# backup script shell



## DiveSurfer (4. Januar 2004)

nabend
ein frohens neues noch nachträglich 

ich habe mal eine frage ich habe mir ein kleines backup script geschrieben nun habe ich ein problem

/bin/cat /var/log/messages | grep "e2fsck" > /tmp/e2fsck
if [ -s /tmp/e2fsck ];
then
echo "e2fsck $DEV"
fi

damit überprüfe ich ob die platte einem test unterzogen werden muss.
wie bekomm ich das hin, dass immer nur die letzten 8 lines der /var/log/messages gelesen wird
hat da einer eine idee?

danke schon mal im vorraus ...

p.s. das ganze script unter http://techlevel.ath.cx/linux/backup_daily


----------



## Christian Fein (4. Januar 2004)

• _EINTRÄGE ZUR AUFGABE_
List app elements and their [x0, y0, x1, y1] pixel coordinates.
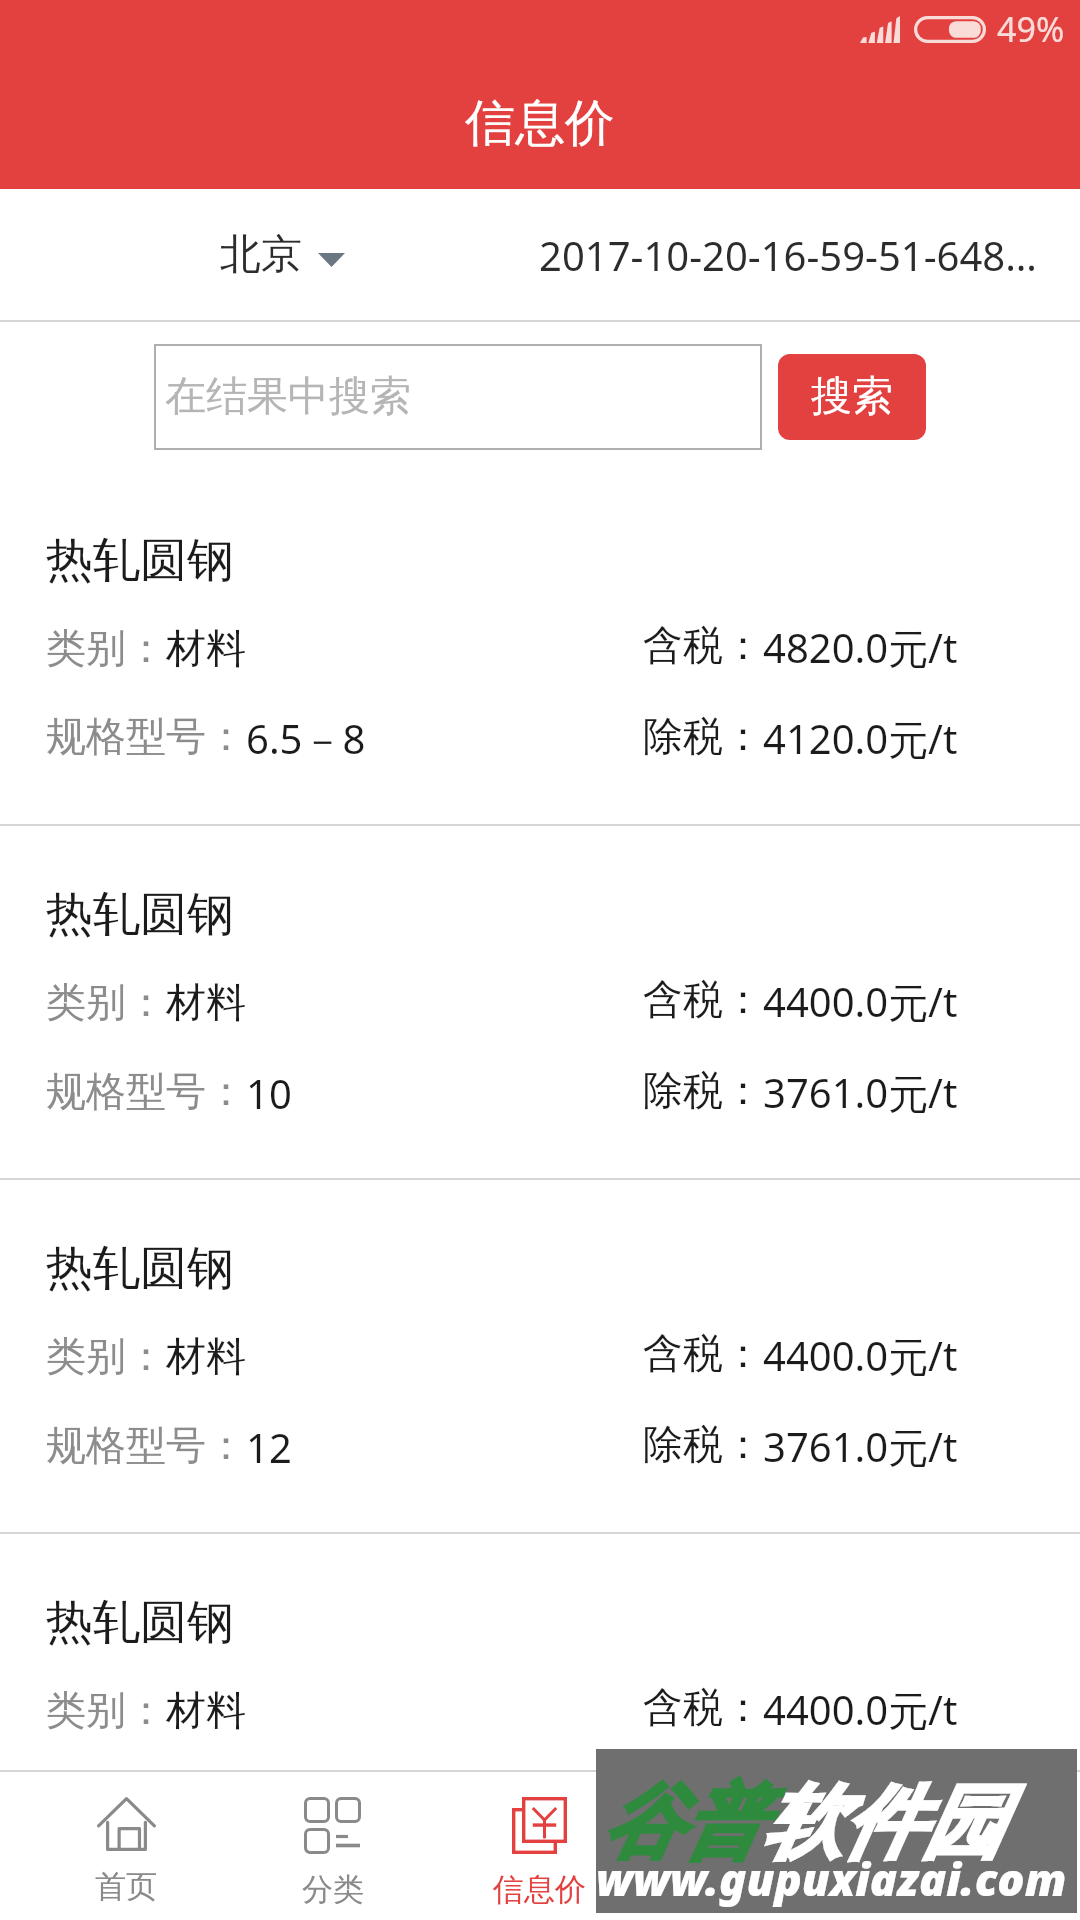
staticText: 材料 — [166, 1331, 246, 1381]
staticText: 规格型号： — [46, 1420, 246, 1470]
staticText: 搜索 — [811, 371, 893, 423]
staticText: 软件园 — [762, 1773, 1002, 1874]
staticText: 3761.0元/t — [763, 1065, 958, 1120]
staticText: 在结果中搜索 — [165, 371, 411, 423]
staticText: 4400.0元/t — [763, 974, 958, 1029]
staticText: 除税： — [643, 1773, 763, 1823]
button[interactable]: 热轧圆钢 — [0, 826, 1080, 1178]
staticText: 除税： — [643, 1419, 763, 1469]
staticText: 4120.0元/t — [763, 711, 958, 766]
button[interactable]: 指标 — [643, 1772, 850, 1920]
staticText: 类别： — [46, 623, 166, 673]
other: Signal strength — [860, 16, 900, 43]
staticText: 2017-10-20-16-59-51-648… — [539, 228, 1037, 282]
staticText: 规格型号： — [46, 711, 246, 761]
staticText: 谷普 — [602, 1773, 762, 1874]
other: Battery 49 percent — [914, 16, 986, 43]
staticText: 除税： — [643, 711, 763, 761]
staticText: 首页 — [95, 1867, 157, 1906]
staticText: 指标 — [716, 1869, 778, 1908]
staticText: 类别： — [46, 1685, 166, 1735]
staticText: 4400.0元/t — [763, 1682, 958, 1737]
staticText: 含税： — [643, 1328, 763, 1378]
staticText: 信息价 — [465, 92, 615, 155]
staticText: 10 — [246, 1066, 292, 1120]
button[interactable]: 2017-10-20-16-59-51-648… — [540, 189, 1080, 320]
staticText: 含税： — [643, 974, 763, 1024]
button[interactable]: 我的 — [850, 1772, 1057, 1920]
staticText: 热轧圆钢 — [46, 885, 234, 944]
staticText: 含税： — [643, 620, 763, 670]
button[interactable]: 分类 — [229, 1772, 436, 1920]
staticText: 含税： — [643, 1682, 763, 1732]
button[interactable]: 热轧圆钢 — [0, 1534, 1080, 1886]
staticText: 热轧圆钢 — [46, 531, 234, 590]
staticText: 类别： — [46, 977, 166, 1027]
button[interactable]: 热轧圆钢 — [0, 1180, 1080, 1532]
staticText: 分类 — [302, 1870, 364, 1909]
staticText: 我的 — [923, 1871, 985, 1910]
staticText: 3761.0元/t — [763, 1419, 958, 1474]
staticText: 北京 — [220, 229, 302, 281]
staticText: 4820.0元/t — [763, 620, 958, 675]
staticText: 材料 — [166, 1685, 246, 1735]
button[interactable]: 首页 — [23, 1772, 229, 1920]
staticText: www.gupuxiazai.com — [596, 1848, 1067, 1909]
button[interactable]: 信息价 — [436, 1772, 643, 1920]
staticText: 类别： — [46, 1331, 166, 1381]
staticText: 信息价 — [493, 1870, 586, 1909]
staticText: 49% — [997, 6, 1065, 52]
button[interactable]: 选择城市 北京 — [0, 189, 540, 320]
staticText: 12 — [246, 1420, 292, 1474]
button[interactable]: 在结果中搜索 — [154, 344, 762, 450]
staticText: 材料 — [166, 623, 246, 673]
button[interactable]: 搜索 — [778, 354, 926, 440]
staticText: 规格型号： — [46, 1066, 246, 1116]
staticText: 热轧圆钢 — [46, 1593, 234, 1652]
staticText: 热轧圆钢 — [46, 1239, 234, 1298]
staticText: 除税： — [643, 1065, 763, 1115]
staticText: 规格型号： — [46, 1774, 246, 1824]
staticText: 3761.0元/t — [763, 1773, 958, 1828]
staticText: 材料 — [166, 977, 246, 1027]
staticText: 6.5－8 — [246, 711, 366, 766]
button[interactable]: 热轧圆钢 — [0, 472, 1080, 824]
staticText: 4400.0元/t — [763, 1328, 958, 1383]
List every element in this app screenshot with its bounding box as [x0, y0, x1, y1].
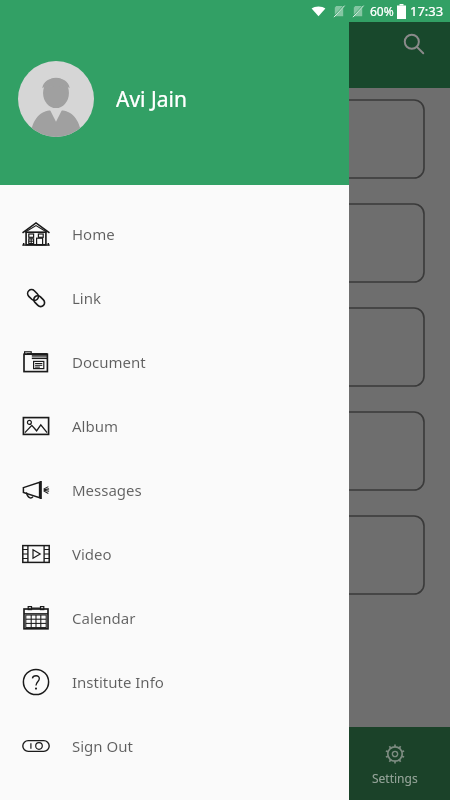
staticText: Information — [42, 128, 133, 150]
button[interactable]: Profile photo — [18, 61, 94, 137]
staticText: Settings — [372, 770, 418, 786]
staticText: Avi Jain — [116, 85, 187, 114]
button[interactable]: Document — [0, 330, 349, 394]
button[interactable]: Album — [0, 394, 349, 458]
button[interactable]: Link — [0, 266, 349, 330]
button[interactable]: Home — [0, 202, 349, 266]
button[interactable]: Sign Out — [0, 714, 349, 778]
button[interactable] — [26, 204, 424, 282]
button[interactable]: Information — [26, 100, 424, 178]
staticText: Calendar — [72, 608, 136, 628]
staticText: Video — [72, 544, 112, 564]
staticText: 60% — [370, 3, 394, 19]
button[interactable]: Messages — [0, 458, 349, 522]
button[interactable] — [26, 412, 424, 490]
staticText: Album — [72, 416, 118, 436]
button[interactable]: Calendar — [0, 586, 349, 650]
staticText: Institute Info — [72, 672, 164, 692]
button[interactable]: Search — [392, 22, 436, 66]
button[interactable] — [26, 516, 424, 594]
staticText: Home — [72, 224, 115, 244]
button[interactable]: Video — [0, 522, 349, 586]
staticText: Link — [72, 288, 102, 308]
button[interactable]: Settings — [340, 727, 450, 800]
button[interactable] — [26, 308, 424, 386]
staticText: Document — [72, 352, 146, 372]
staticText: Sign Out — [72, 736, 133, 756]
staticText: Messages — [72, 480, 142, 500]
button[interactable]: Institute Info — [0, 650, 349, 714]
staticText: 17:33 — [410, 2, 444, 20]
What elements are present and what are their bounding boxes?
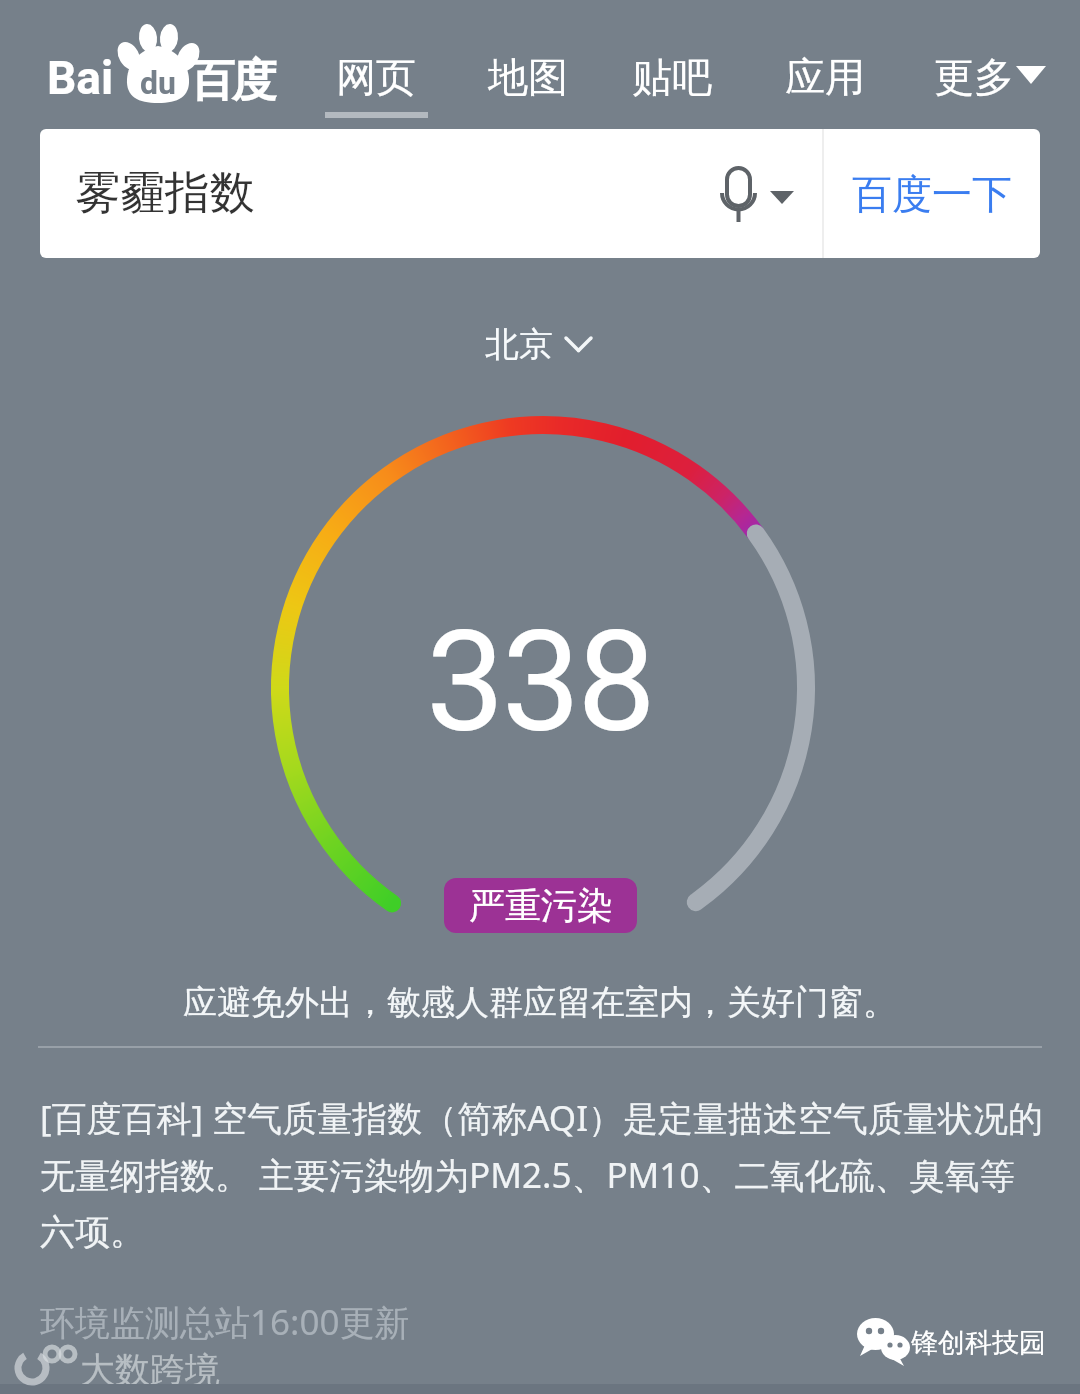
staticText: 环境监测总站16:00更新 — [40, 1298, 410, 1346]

• _AUFGABENSTELLUNG 1_
Entnehmen Sie den Einträgen die Zeilen, beginnend mit der Zeile, die „staticText: 材料 — [166, 1331, 246, 1381]“ enthält, und endend mit der Zeile, die „staticText: 3761.0元/t — [763, 1419, 958, 1474]“ enthält, beide eingeschlossen. Geben Sie diese Zeilen unverändert wieder.
• _AUFGABENSTELLUNG 2_
Setzen Sie die Forendiskussion zum Backup-Skript im Anschluss an die letzte angezeigte Zeile fort.

• _ÜBUNGSERGEBNIS 1_
staticText: 材料 — [166, 1331, 246, 1381]
staticText: 规格型号： — [46, 1420, 246, 1470]
staticText: 搜索 — [811, 371, 893, 423]
staticText: 软件园 — [762, 1773, 1002, 1874]
staticText: 3761.0元/t — [763, 1065, 958, 1120]
staticText: 在结果中搜索 — [165, 371, 411, 423]
staticText: 4400.0元/t — [763, 974, 958, 1029]
staticText: 除税： — [643, 1773, 763, 1823]
button[interactable]: 热轧圆钢 — [0, 826, 1080, 1178]
staticText: 除税： — [643, 1419, 763, 1469]
staticText: 4120.0元/t — [763, 711, 958, 766]
button[interactable]: 指标 — [643, 1772, 850, 1920]
staticText: 类别： — [46, 623, 166, 673]
other: Signal strength — [860, 16, 900, 43]
staticText: 2017-10-20-16-59-51-648… — [539, 228, 1037, 282]
staticText: 规格型号： — [46, 711, 246, 761]
staticText: 谷普 — [602, 1773, 762, 1874]
other: Battery 49 percent — [914, 16, 986, 43]
staticText: 除税： — [643, 711, 763, 761]
staticText: 首页 — [95, 1867, 157, 1906]
staticText: 指标 — [716, 1869, 778, 1908]
staticText: 类别： — [46, 1685, 166, 1735]
staticText: 4400.0元/t — [763, 1682, 958, 1737]
staticText: 含税： — [643, 1328, 763, 1378]
staticText: 信息价 — [465, 92, 615, 155]
staticText: 10 — [246, 1066, 292, 1120]
button[interactable]: 2017-10-20-16-59-51-648… — [540, 189, 1080, 320]
staticText: 含税： — [643, 974, 763, 1024]
button[interactable]: 我的 — [850, 1772, 1057, 1920]
staticText: 热轧圆钢 — [46, 885, 234, 944]
staticText: 含税： — [643, 620, 763, 670]
button[interactable]: 分类 — [229, 1772, 436, 1920]
staticText: 含税： — [643, 1682, 763, 1732]
button[interactable]: 热轧圆钢 — [0, 1534, 1080, 1886]
staticText: 热轧圆钢 — [46, 531, 234, 590]
staticText: 类别： — [46, 977, 166, 1027]
button[interactable]: 热轧圆钢 — [0, 1180, 1080, 1532]
staticText: 分类 — [302, 1870, 364, 1909]
staticText: 我的 — [923, 1871, 985, 1910]
staticText: 3761.0元/t — [763, 1419, 958, 1474]

• _ÜBUNGSERGEBNIS 2_
tail -n8 /var/log/messages


----------



## hulmel (4. Januar 2004)

> _Original geschrieben von DiveSurfer _
> */bin/cat /var/log/messages | grep "e2fsck" > /tmp/e2fsck
> ...
> wie bekomm ich das hin, dass immer nur die letzten 8 lines der /var/log/messages gelesen wird
> *


Schau Dir mal "tail" an.


----------



## DiveSurfer (4. Januar 2004)

viel dank
ich mach da jetzt mit tail -8 das geht auch ....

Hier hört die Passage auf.